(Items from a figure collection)
####################

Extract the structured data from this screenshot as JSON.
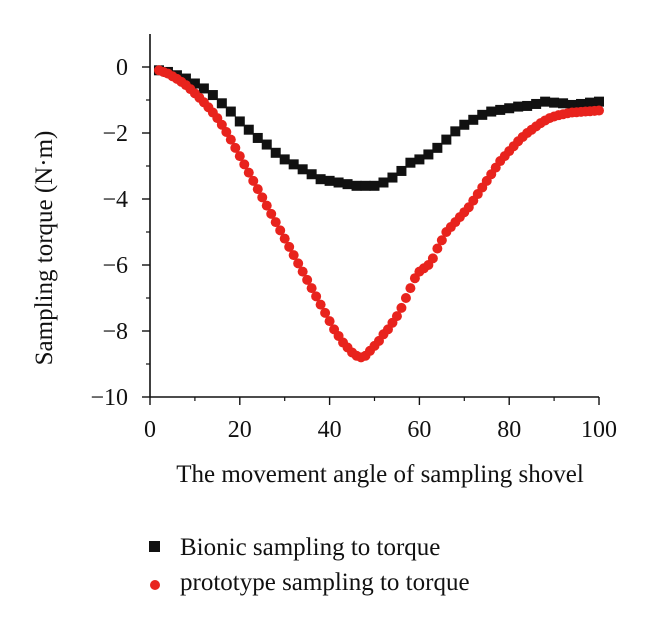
{
  "chart_data": {
    "type": "scatter",
    "title": "",
    "xlabel": "The movement angle of sampling shovel",
    "ylabel": "Sampling torque (N·m)",
    "xlim": [
      0,
      100
    ],
    "ylim": [
      -10,
      1
    ],
    "xticks": [
      0,
      20,
      40,
      60,
      80,
      100
    ],
    "xtick_labels": [
      "0",
      "20",
      "40",
      "60",
      "80",
      "100"
    ],
    "yticks": [
      0,
      -2,
      -4,
      -6,
      -8,
      -10
    ],
    "ytick_labels": [
      "0",
      "−2",
      "−4",
      "−6",
      "−8",
      "−10"
    ],
    "grid": false,
    "legend_position": "bottom",
    "series": [
      {
        "name": "Bionic sampling to torque",
        "marker": "square",
        "color": "#111111",
        "x": [
          2,
          4,
          6,
          8,
          10,
          12,
          14,
          16,
          18,
          20,
          22,
          24,
          26,
          28,
          30,
          32,
          34,
          36,
          38,
          40,
          42,
          44,
          46,
          48,
          50,
          52,
          54,
          56,
          58,
          60,
          62,
          64,
          66,
          68,
          70,
          72,
          74,
          76,
          78,
          80,
          82,
          84,
          86,
          88,
          90,
          92,
          94,
          96,
          98,
          100
        ],
        "y": [
          -0.1,
          -0.15,
          -0.25,
          -0.35,
          -0.5,
          -0.65,
          -0.85,
          -1.1,
          -1.35,
          -1.65,
          -1.9,
          -2.15,
          -2.35,
          -2.6,
          -2.8,
          -2.95,
          -3.1,
          -3.25,
          -3.4,
          -3.45,
          -3.5,
          -3.55,
          -3.6,
          -3.6,
          -3.6,
          -3.5,
          -3.35,
          -3.15,
          -2.9,
          -2.8,
          -2.65,
          -2.45,
          -2.2,
          -1.95,
          -1.75,
          -1.6,
          -1.45,
          -1.35,
          -1.3,
          -1.25,
          -1.2,
          -1.18,
          -1.12,
          -1.05,
          -1.08,
          -1.1,
          -1.15,
          -1.12,
          -1.08,
          -1.05
        ]
      },
      {
        "name": "prototype sampling to torque",
        "marker": "circle",
        "color": "#e8231d",
        "x": [
          2,
          3,
          4,
          5,
          6,
          7,
          8,
          9,
          10,
          11,
          12,
          13,
          14,
          15,
          16,
          17,
          18,
          19,
          20,
          21,
          22,
          23,
          24,
          25,
          26,
          27,
          28,
          29,
          30,
          31,
          32,
          33,
          34,
          35,
          36,
          37,
          38,
          39,
          40,
          41,
          42,
          43,
          44,
          45,
          46,
          47,
          48,
          49,
          50,
          51,
          52,
          53,
          54,
          55,
          56,
          57,
          58,
          59,
          60,
          61,
          62,
          63,
          64,
          65,
          66,
          67,
          68,
          69,
          70,
          71,
          72,
          73,
          74,
          75,
          76,
          77,
          78,
          79,
          80,
          81,
          82,
          83,
          84,
          85,
          86,
          87,
          88,
          89,
          90,
          91,
          92,
          93,
          94,
          95,
          96,
          97,
          98,
          99,
          100
        ],
        "y": [
          -0.1,
          -0.15,
          -0.2,
          -0.28,
          -0.36,
          -0.45,
          -0.55,
          -0.67,
          -0.8,
          -0.93,
          -1.07,
          -1.22,
          -1.38,
          -1.55,
          -1.75,
          -1.97,
          -2.2,
          -2.45,
          -2.7,
          -2.95,
          -3.2,
          -3.45,
          -3.7,
          -3.95,
          -4.2,
          -4.45,
          -4.7,
          -4.95,
          -5.2,
          -5.45,
          -5.7,
          -5.95,
          -6.2,
          -6.45,
          -6.7,
          -6.95,
          -7.2,
          -7.45,
          -7.7,
          -7.95,
          -8.15,
          -8.35,
          -8.5,
          -8.65,
          -8.75,
          -8.8,
          -8.75,
          -8.6,
          -8.45,
          -8.3,
          -8.1,
          -7.95,
          -7.75,
          -7.55,
          -7.3,
          -7.0,
          -6.7,
          -6.4,
          -6.2,
          -6.1,
          -6.0,
          -5.8,
          -5.5,
          -5.25,
          -5.0,
          -4.85,
          -4.7,
          -4.55,
          -4.4,
          -4.25,
          -4.05,
          -3.85,
          -3.65,
          -3.45,
          -3.25,
          -3.05,
          -2.85,
          -2.7,
          -2.55,
          -2.4,
          -2.25,
          -2.12,
          -2.0,
          -1.9,
          -1.8,
          -1.7,
          -1.62,
          -1.55,
          -1.5,
          -1.46,
          -1.43,
          -1.4,
          -1.38,
          -1.37,
          -1.36,
          -1.35,
          -1.34,
          -1.33,
          -1.32
        ]
      }
    ]
  }
}
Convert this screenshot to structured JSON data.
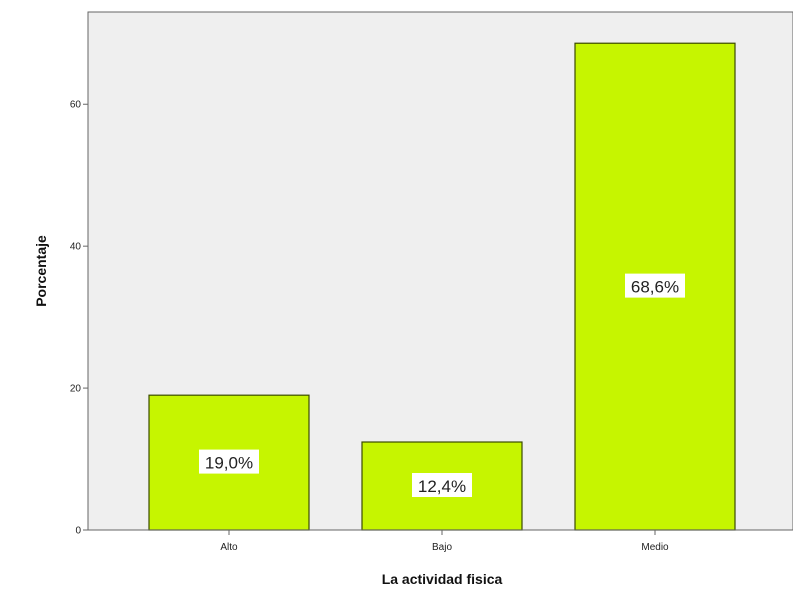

####################

** Aim of the exercise **
Every entry should be returned exactly as written, minus the pictures.

** Solution **
Extract the structured data from this screenshot as JSON.
{
  "chart_data": {
    "type": "scatter",
    "title": "",
    "xlabel": "The movement angle of sampling shovel",
    "ylabel": "Sampling torque (N·m)",
    "xlim": [
      0,
      100
    ],
    "ylim": [
      -10,
      1
    ],
    "xticks": [
      0,
      20,
      40,
      60,
      80,
      100
    ],
    "xtick_labels": [
      "0",
      "20",
      "40",
      "60",
      "80",
      "100"
    ],
    "yticks": [
      0,
      -2,
      -4,
      -6,
      -8,
      -10
    ],
    "ytick_labels": [
      "0",
      "−2",
      "−4",
      "−6",
      "−8",
      "−10"
    ],
    "grid": false,
    "legend_position": "bottom",
    "series": [
      {
        "name": "Bionic sampling to torque",
        "marker": "square",
        "color": "#111111",
        "x": [
          2,
          4,
          6,
          8,
          10,
          12,
          14,
          16,
          18,
          20,
          22,
          24,
          26,
          28,
          30,
          32,
          34,
          36,
          38,
          40,
          42,
          44,
          46,
          48,
          50,
          52,
          54,
          56,
          58,
          60,
          62,
          64,
          66,
          68,
          70,
          72,
          74,
          76,
          78,
          80,
          82,
          84,
          86,
          88,
          90,
          92,
          94,
          96,
          98,
          100
        ],
        "y": [
          -0.1,
          -0.15,
          -0.25,
          -0.35,
          -0.5,
          -0.65,
          -0.85,
          -1.1,
          -1.35,
          -1.65,
          -1.9,
          -2.15,
          -2.35,
          -2.6,
          -2.8,
          -2.95,
          -3.1,
          -3.25,
          -3.4,
          -3.45,
          -3.5,
          -3.55,
          -3.6,
          -3.6,
          -3.6,
          -3.5,
          -3.35,
          -3.15,
          -2.9,
          -2.8,
          -2.65,
          -2.45,
          -2.2,
          -1.95,
          -1.75,
          -1.6,
          -1.45,
          -1.35,
          -1.3,
          -1.25,
          -1.2,
          -1.18,
          -1.12,
          -1.05,
          -1.08,
          -1.1,
          -1.15,
          -1.12,
          -1.08,
          -1.05
        ]
      },
      {
        "name": "prototype sampling to torque",
        "marker": "circle",
        "color": "#e8231d",
        "x": [
          2,
          3,
          4,
          5,
          6,
          7,
          8,
          9,
          10,
          11,
          12,
          13,
          14,
          15,
          16,
          17,
          18,
          19,
          20,
          21,
          22,
          23,
          24,
          25,
          26,
          27,
          28,
          29,
          30,
          31,
          32,
          33,
          34,
          35,
          36,
          37,
          38,
          39,
          40,
          41,
          42,
          43,
          44,
          45,
          46,
          47,
          48,
          49,
          50,
          51,
          52,
          53,
          54,
          55,
          56,
          57,
          58,
          59,
          60,
          61,
          62,
          63,
          64,
          65,
          66,
          67,
          68,
          69,
          70,
          71,
          72,
          73,
          74,
          75,
          76,
          77,
          78,
          79,
          80,
          81,
          82,
          83,
          84,
          85,
          86,
          87,
          88,
          89,
          90,
          91,
          92,
          93,
          94,
          95,
          96,
          97,
          98,
          99,
          100
        ],
        "y": [
          -0.1,
          -0.15,
          -0.2,
          -0.28,
          -0.36,
          -0.45,
          -0.55,
          -0.67,
          -0.8,
          -0.93,
          -1.07,
          -1.22,
          -1.38,
          -1.55,
          -1.75,
          -1.97,
          -2.2,
          -2.45,
          -2.7,
          -2.95,
          -3.2,
          -3.45,
          -3.7,
          -3.95,
          -4.2,
          -4.45,
          -4.7,
          -4.95,
          -5.2,
          -5.45,
          -5.7,
          -5.95,
          -6.2,
          -6.45,
          -6.7,
          -6.95,
          -7.2,
          -7.45,
          -7.7,
          -7.95,
          -8.15,
          -8.35,
          -8.5,
          -8.65,
          -8.75,
          -8.8,
          -8.75,
          -8.6,
          -8.45,
          -8.3,
          -8.1,
          -7.95,
          -7.75,
          -7.55,
          -7.3,
          -7.0,
          -6.7,
          -6.4,
          -6.2,
          -6.1,
          -6.0,
          -5.8,
          -5.5,
          -5.25,
          -5.0,
          -4.85,
          -4.7,
          -4.55,
          -4.4,
          -4.25,
          -4.05,
          -3.85,
          -3.65,
          -3.45,
          -3.25,
          -3.05,
          -2.85,
          -2.7,
          -2.55,
          -2.4,
          -2.25,
          -2.12,
          -2.0,
          -1.9,
          -1.8,
          -1.7,
          -1.62,
          -1.55,
          -1.5,
          -1.46,
          -1.43,
          -1.4,
          -1.38,
          -1.37,
          -1.36,
          -1.35,
          -1.34,
          -1.33,
          -1.32
        ]
      }
    ]
  }
}
Convert this screenshot to structured JSON data.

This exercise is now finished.